REQUEST. Write out every entry exactly as it appears.

THE INPUT.
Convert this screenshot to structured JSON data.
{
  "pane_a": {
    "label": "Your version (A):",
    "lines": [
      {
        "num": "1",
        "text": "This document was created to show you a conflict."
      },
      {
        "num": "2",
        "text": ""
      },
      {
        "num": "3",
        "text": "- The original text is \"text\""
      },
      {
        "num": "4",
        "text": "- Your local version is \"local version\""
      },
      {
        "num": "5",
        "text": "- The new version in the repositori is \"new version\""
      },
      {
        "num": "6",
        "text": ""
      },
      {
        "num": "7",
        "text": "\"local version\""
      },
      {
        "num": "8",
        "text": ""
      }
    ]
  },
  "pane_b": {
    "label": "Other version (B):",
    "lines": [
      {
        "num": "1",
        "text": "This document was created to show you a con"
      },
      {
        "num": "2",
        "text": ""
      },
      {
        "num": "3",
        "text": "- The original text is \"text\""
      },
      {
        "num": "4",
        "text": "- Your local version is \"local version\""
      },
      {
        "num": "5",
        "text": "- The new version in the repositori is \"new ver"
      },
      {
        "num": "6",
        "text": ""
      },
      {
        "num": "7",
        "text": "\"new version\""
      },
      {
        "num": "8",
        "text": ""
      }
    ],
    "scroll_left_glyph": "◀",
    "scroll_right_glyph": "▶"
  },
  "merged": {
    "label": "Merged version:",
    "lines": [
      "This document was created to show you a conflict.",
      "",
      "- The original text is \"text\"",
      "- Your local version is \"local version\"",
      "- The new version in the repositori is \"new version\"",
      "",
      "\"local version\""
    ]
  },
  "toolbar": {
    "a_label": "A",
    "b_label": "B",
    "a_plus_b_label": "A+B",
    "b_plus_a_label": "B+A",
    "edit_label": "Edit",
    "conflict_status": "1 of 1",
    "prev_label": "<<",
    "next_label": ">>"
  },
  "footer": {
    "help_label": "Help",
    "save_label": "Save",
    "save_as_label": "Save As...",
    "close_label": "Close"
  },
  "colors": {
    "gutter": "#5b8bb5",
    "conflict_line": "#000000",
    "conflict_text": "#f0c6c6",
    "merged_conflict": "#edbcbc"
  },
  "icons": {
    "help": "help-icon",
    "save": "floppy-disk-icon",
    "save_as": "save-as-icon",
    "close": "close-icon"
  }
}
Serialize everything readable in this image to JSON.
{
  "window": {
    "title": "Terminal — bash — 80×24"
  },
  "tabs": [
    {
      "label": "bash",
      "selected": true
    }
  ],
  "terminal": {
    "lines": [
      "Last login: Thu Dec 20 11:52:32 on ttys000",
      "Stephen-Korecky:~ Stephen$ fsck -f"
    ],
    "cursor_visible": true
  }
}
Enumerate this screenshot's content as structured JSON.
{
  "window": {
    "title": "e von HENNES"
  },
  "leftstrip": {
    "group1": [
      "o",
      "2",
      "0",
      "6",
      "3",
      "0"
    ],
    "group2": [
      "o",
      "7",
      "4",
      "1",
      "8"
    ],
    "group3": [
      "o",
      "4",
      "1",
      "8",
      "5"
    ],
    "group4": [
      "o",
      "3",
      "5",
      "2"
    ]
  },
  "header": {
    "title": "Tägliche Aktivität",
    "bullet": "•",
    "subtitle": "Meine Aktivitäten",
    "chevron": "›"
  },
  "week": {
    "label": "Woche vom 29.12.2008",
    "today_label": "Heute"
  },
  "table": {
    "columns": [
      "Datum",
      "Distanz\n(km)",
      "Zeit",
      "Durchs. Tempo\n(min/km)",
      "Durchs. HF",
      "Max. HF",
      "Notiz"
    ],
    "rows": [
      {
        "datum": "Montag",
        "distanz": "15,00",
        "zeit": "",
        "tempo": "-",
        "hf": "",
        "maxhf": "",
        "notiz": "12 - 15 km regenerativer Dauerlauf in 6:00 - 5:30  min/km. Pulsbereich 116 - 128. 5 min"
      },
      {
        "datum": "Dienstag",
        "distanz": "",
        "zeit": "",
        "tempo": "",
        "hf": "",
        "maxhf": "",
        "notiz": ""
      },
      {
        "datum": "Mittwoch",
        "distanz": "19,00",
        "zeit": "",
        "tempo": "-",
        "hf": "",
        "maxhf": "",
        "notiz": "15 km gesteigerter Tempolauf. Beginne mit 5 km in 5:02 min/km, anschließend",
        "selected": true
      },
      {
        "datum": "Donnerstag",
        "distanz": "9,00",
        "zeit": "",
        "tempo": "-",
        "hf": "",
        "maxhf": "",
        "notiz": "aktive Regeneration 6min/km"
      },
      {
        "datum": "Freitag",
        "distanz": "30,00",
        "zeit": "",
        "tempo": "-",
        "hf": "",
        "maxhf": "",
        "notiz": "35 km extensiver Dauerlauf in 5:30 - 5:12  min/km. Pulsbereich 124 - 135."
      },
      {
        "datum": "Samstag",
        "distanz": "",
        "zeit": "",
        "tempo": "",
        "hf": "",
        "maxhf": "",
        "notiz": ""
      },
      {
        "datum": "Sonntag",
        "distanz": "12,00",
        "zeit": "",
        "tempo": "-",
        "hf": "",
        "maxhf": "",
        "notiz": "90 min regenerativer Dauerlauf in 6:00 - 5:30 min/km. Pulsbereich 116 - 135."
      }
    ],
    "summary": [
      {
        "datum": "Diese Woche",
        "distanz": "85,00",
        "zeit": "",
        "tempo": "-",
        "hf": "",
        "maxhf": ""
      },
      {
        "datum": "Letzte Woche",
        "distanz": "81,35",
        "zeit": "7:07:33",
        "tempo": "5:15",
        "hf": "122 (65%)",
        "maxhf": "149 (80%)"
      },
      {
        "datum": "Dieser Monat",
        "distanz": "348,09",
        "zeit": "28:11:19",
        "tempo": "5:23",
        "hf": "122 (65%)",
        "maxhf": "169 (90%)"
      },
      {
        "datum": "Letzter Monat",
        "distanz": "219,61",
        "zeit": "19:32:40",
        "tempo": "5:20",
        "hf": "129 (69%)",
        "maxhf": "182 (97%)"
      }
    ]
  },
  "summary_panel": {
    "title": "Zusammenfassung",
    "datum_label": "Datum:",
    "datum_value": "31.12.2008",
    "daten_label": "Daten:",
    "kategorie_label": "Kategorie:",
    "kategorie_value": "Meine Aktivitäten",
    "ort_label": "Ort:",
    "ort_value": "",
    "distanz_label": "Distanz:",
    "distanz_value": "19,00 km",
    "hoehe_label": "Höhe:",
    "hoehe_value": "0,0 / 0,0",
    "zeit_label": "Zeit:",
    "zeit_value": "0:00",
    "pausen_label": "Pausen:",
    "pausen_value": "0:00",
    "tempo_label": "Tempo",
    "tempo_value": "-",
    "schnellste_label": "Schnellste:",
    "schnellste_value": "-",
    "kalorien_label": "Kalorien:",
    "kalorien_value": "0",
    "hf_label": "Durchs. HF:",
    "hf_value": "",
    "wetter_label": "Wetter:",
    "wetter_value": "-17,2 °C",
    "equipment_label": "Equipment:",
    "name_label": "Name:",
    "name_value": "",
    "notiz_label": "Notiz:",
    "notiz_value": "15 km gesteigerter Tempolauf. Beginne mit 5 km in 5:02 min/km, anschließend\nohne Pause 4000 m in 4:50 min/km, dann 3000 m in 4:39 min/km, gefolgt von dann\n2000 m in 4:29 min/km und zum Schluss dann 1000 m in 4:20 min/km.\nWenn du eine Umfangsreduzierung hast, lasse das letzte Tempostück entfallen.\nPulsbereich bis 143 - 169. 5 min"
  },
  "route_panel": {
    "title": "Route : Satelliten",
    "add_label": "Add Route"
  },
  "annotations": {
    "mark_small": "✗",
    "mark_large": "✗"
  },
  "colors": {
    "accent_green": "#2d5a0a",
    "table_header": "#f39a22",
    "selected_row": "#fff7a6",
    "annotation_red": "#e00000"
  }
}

REPLY TO THE EXERCISE.
Convert this screenshot to structured JSON data.
{
  "pane_a": {
    "label": "Your version (A):",
    "lines": [
      {
        "num": "1",
        "text": "This document was created to show you a conflict."
      },
      {
        "num": "2",
        "text": ""
      },
      {
        "num": "3",
        "text": "- The original text is \"text\""
      },
      {
        "num": "4",
        "text": "- Your local version is \"local version\""
      },
      {
        "num": "5",
        "text": "- The new version in the repositori is \"new version\""
      },
      {
        "num": "6",
        "text": ""
      },
      {
        "num": "7",
        "text": "\"local version\""
      },
      {
        "num": "8",
        "text": ""
      }
    ]
  },
  "pane_b": {
    "label": "Other version (B):",
    "lines": [
      {
        "num": "1",
        "text": "This document was created to show you a con"
      },
      {
        "num": "2",
        "text": ""
      },
      {
        "num": "3",
        "text": "- The original text is \"text\""
      },
      {
        "num": "4",
        "text": "- Your local version is \"local version\""
      },
      {
        "num": "5",
        "text": "- The new version in the repositori is \"new ver"
      },
      {
        "num": "6",
        "text": ""
      },
      {
        "num": "7",
        "text": "\"new version\""
      },
      {
        "num": "8",
        "text": ""
      }
    ],
    "scroll_left_glyph": "◀",
    "scroll_right_glyph": "▶"
  },
  "merged": {
    "label": "Merged version:",
    "lines": [
      "This document was created to show you a conflict.",
      "",
      "- The original text is \"text\"",
      "- Your local version is \"local version\"",
      "- The new version in the repositori is \"new version\"",
      "",
      "\"local version\""
    ]
  },
  "toolbar": {
    "a_label": "A",
    "b_label": "B",
    "a_plus_b_label": "A+B",
    "b_plus_a_label": "B+A",
    "edit_label": "Edit",
    "conflict_status": "1 of 1",
    "prev_label": "<<",
    "next_label": ">>"
  },
  "footer": {
    "help_label": "Help",
    "save_label": "Save",
    "save_as_label": "Save As...",
    "close_label": "Close"
  },
  "colors": {
    "gutter": "#5b8bb5",
    "conflict_line": "#000000",
    "conflict_text": "#f0c6c6",
    "merged_conflict": "#edbcbc"
  },
  "icons": {
    "help": "help-icon",
    "save": "floppy-disk-icon",
    "save_as": "save-as-icon",
    "close": "close-icon"
  }
}
Serialize everything readable in this image to JSON.
{
  "window": {
    "title": "Terminal — bash — 80×24"
  },
  "tabs": [
    {
      "label": "bash",
      "selected": true
    }
  ],
  "terminal": {
    "lines": [
      "Last login: Thu Dec 20 11:52:32 on ttys000",
      "Stephen-Korecky:~ Stephen$ fsck -f"
    ],
    "cursor_visible": true
  }
}
Enumerate this screenshot's content as structured JSON.
{
  "window": {
    "title": "e von HENNES"
  },
  "leftstrip": {
    "group1": [
      "o",
      "2",
      "0",
      "6",
      "3",
      "0"
    ],
    "group2": [
      "o",
      "7",
      "4",
      "1",
      "8"
    ],
    "group3": [
      "o",
      "4",
      "1",
      "8",
      "5"
    ],
    "group4": [
      "o",
      "3",
      "5",
      "2"
    ]
  },
  "header": {
    "title": "Tägliche Aktivität",
    "bullet": "•",
    "subtitle": "Meine Aktivitäten",
    "chevron": "›"
  },
  "week": {
    "label": "Woche vom 29.12.2008",
    "today_label": "Heute"
  },
  "table": {
    "columns": [
      "Datum",
      "Distanz\n(km)",
      "Zeit",
      "Durchs. Tempo\n(min/km)",
      "Durchs. HF",
      "Max. HF",
      "Notiz"
    ],
    "rows": [
      {
        "datum": "Montag",
        "distanz": "15,00",
        "zeit": "",
        "tempo": "-",
        "hf": "",
        "maxhf": "",
        "notiz": "12 - 15 km regenerativer Dauerlauf in 6:00 - 5:30  min/km. Pulsbereich 116 - 128. 5 min"
      },
      {
        "datum": "Dienstag",
        "distanz": "",
        "zeit": "",
        "tempo": "",
        "hf": "",
        "maxhf": "",
        "notiz": ""
      },
      {
        "datum": "Mittwoch",
        "distanz": "19,00",
        "zeit": "",
        "tempo": "-",
        "hf": "",
        "maxhf": "",
        "notiz": "15 km gesteigerter Tempolauf. Beginne mit 5 km in 5:02 min/km, anschließend",
        "selected": true
      },
      {
        "datum": "Donnerstag",
        "distanz": "9,00",
        "zeit": "",
        "tempo": "-",
        "hf": "",
        "maxhf": "",
        "notiz": "aktive Regeneration 6min/km"
      },
      {
        "datum": "Freitag",
        "distanz": "30,00",
        "zeit": "",
        "tempo": "-",
        "hf": "",
        "maxhf": "",
        "notiz": "35 km extensiver Dauerlauf in 5:30 - 5:12  min/km. Pulsbereich 124 - 135."
      },
      {
        "datum": "Samstag",
        "distanz": "",
        "zeit": "",
        "tempo": "",
        "hf": "",
        "maxhf": "",
        "notiz": ""
      },
      {
        "datum": "Sonntag",
        "distanz": "12,00",
        "zeit": "",
        "tempo": "-",
        "hf": "",
        "maxhf": "",
        "notiz": "90 min regenerativer Dauerlauf in 6:00 - 5:30 min/km. Pulsbereich 116 - 135."
      }
    ],
    "summary": [
      {
        "datum": "Diese Woche",
        "distanz": "85,00",
        "zeit": "",
        "tempo": "-",
        "hf": "",
        "maxhf": ""
      },
      {
        "datum": "Letzte Woche",
        "distanz": "81,35",
        "zeit": "7:07:33",
        "tempo": "5:15",
        "hf": "122 (65%)",
        "maxhf": "149 (80%)"
      },
      {
        "datum": "Dieser Monat",
        "distanz": "348,09",
        "zeit": "28:11:19",
        "tempo": "5:23",
        "hf": "122 (65%)",
        "maxhf": "169 (90%)"
      },
      {
        "datum": "Letzter Monat",
        "distanz": "219,61",
        "zeit": "19:32:40",
        "tempo": "5:20",
        "hf": "129 (69%)",
        "maxhf": "182 (97%)"
      }
    ]
  },
  "summary_panel": {
    "title": "Zusammenfassung",
    "datum_label": "Datum:",
    "datum_value": "31.12.2008",
    "daten_label": "Daten:",
    "kategorie_label": "Kategorie:",
    "kategorie_value": "Meine Aktivitäten",
    "ort_label": "Ort:",
    "ort_value": "",
    "distanz_label": "Distanz:",
    "distanz_value": "19,00 km",
    "hoehe_label": "Höhe:",
    "hoehe_value": "0,0 / 0,0",
    "zeit_label": "Zeit:",
    "zeit_value": "0:00",
    "pausen_label": "Pausen:",
    "pausen_value": "0:00",
    "tempo_label": "Tempo",
    "tempo_value": "-",
    "schnellste_label": "Schnellste:",
    "schnellste_value": "-",
    "kalorien_label": "Kalorien:",
    "kalorien_value": "0",
    "hf_label": "Durchs. HF:",
    "hf_value": "",
    "wetter_label": "Wetter:",
    "wetter_value": "-17,2 °C",
    "equipment_label": "Equipment:",
    "name_label": "Name:",
    "name_value": "",
    "notiz_label": "Notiz:",
    "notiz_value": "15 km gesteigerter Tempolauf. Beginne mit 5 km in 5:02 min/km, anschließend\nohne Pause 4000 m in 4:50 min/km, dann 3000 m in 4:39 min/km, gefolgt von dann\n2000 m in 4:29 min/km und zum Schluss dann 1000 m in 4:20 min/km.\nWenn du eine Umfangsreduzierung hast, lasse das letzte Tempostück entfallen.\nPulsbereich bis 143 - 169. 5 min"
  },
  "route_panel": {
    "title": "Route : Satelliten",
    "add_label": "Add Route"
  },
  "annotations": {
    "mark_small": "✗",
    "mark_large": "✗"
  },
  "colors": {
    "accent_green": "#2d5a0a",
    "table_header": "#f39a22",
    "selected_row": "#fff7a6",
    "annotation_red": "#e00000"
  }
}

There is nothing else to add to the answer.